# Short task:
Output the data word for word, dropping every image.

# Stored entries:
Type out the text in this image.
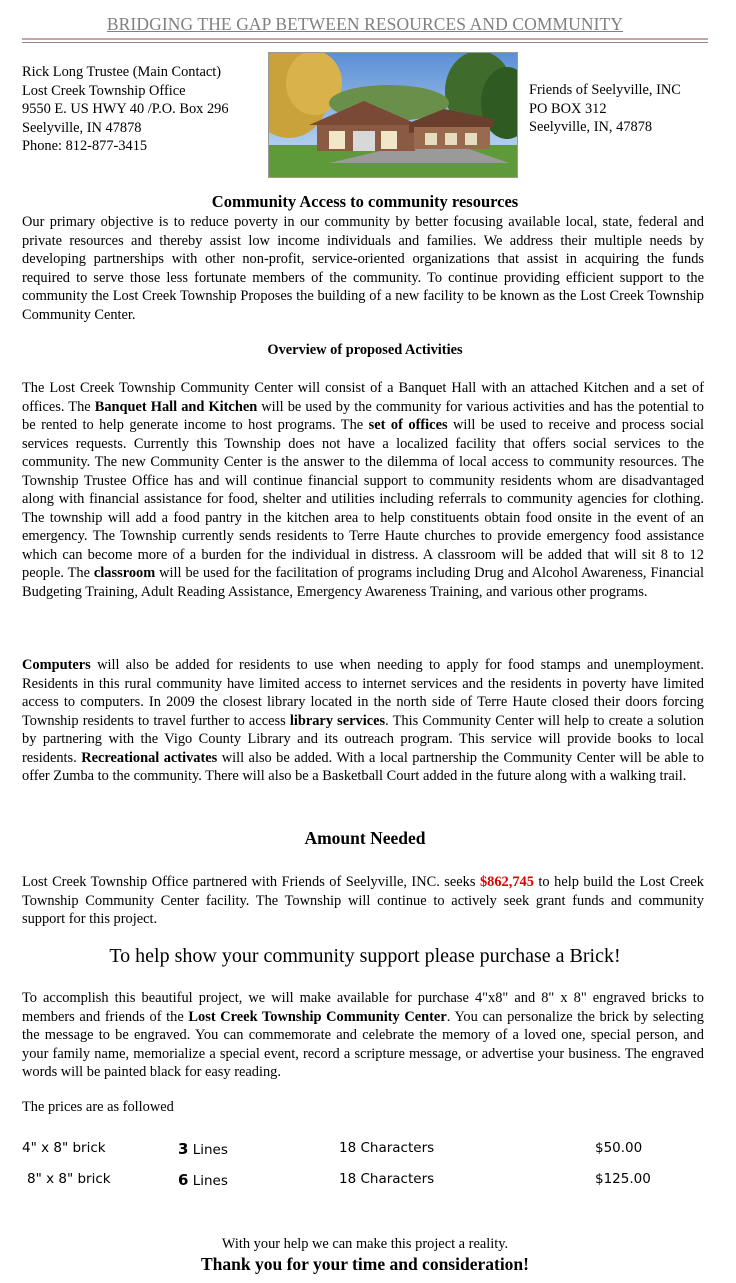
BRIDGING THE GAP BETWEEN RESOURCES AND COMMUNITY
Rick Long Trustee (Main Contact)
Lost Creek Township Office
9550 E. US HWY 40 /P.O. Box 296
Seelyville, IN 47878
Phone: 812-877-3415
Friends of Seelyville, INC
PO BOX 312
Seelyville, IN, 47878
Community Access to community resources
Our primary objective is to reduce poverty in our community by better focusing available local, state, federal and private resources and thereby assist low income individuals and families. We address their multiple needs by developing partnerships with other non-profit, service-oriented organizations that assist in acquiring the funds required to serve those less fortunate members of the community. To continue providing efficient support to the community the Lost Creek Township Proposes the building of a new facility to be known as the Lost Creek Township Community Center.
Overview of proposed Activities
The Lost Creek Township Community Center will consist of a Banquet Hall with an attached Kitchen and a set of offices. The Banquet Hall and Kitchen will be used by the community for various activities and has the potential to be rented to help generate income to host programs. The set of offices will be used to receive and process social services requests. Currently this Township does not have a localized facility that offers social services to the community. The new Community Center is the answer to the dilemma of local access to community resources. The Township Trustee Office has and will continue financial support to community residents whom are disadvantaged along with financial assistance for food, shelter and utilities including referrals to community agencies for clothing. The township will add a food pantry in the kitchen area to help constituents obtain food onsite in the event of an emergency. The Township currently sends residents to Terre Haute churches to provide emergency food assistance which can become more of a burden for the individual in distress. A classroom will be added that will sit 8 to 12 people. The classroom will be used for the facilitation of programs including Drug and Alcohol Awareness, Financial Budgeting Training, Adult Reading Assistance, Emergency Awareness Training, and various other programs.
Computers will also be added for residents to use when needing to apply for food stamps and unemployment. Residents in this rural community have limited access to internet services and the residents in poverty have limited access to computers. In 2009 the closest library located in the north side of Terre Haute closed their doors forcing Township residents to travel further to access library services. This Community Center will help to create a solution by partnering with the Vigo County Library and its outreach program. This service will provide books to local residents. Recreational activates will also be added. With a local partnership the Community Center will be able to offer Zumba to the community. There will also be a Basketball Court added in the future along with a walking trail.
Amount Needed
Lost Creek Township Office partnered with Friends of Seelyville, INC. seeks $862,745 to help build the Lost Creek Township Community Center facility. The Township will continue to actively seek grant funds and community support for this project.
To help show your community support please purchase a Brick!
To accomplish this beautiful project, we will make available for purchase 4"x8" and 8" x 8" engraved bricks to members and friends of the Lost Creek Township Community Center. You can personalize the brick by selecting the message to be engraved. You can commemorate and celebrate the memory of a loved one, special person, and your family name, memorialize a special event, record a scripture message, or advertise your business. The engraved words will be painted black for easy reading.
The prices are as followed
4" x 8" brick	3 Lines	18 Characters	$50.00
8" x 8" brick	6 Lines	18 Characters	$125.00
With your help we can make this project a reality.
Thank you for your time and consideration!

# The response:
Type out the text in this image.
BRIDGING THE GAP BETWEEN RESOURCES AND COMMUNITY
Rick Long Trustee (Main Contact)
Lost Creek Township Office
9550 E. US HWY 40 /P.O. Box 296
Seelyville, IN 47878
Phone: 812-877-3415
Friends of Seelyville, INC
PO BOX 312
Seelyville, IN, 47878
Community Access to community resources
Our primary objective is to reduce poverty in our community by better focusing available local, state, federal and private resources and thereby assist low income individuals and families. We address their multiple needs by developing partnerships with other non-profit, service-oriented organizations that assist in acquiring the funds required to serve those less fortunate members of the community. To continue providing efficient support to the community the Lost Creek Township Proposes the building of a new facility to be known as the Lost Creek Township Community Center.
Overview of proposed Activities
The Lost Creek Township Community Center will consist of a Banquet Hall with an attached Kitchen and a set of offices. The Banquet Hall and Kitchen will be used by the community for various activities and has the potential to be rented to help generate income to host programs. The set of offices will be used to receive and process social services requests. Currently this Township does not have a localized facility that offers social services to the community. The new Community Center is the answer to the dilemma of local access to community resources. The Township Trustee Office has and will continue financial support to community residents whom are disadvantaged along with financial assistance for food, shelter and utilities including referrals to community agencies for clothing. The township will add a food pantry in the kitchen area to help constituents obtain food onsite in the event of an emergency. The Township currently sends residents to Terre Haute churches to provide emergency food assistance which can become more of a burden for the individual in distress. A classroom will be added that will sit 8 to 12 people. The classroom will be used for the facilitation of programs including Drug and Alcohol Awareness, Financial Budgeting Training, Adult Reading Assistance, Emergency Awareness Training, and various other programs.
Computers will also be added for residents to use when needing to apply for food stamps and unemployment. Residents in this rural community have limited access to internet services and the residents in poverty have limited access to computers. In 2009 the closest library located in the north side of Terre Haute closed their doors forcing Township residents to travel further to access library services. This Community Center will help to create a solution by partnering with the Vigo County Library and its outreach program. This service will provide books to local residents. Recreational activates will also be added. With a local partnership the Community Center will be able to offer Zumba to the community. There will also be a Basketball Court added in the future along with a walking trail.
Amount Needed
Lost Creek Township Office partnered with Friends of Seelyville, INC. seeks $862,745 to help build the Lost Creek Township Community Center facility. The Township will continue to actively seek grant funds and community support for this project.
To help show your community support please purchase a Brick!
To accomplish this beautiful project, we will make available for purchase 4"x8" and 8" x 8" engraved bricks to members and friends of the Lost Creek Township Community Center. You can personalize the brick by selecting the message to be engraved. You can commemorate and celebrate the memory of a loved one, special person, and your family name, memorialize a special event, record a scripture message, or advertise your business. The engraved words will be painted black for easy reading.
The prices are as followed
4" x 8" brick	3 Lines	18 Characters	$50.00
8" x 8" brick	6 Lines	18 Characters	$125.00
With your help we can make this project a reality.
Thank you for your time and consideration!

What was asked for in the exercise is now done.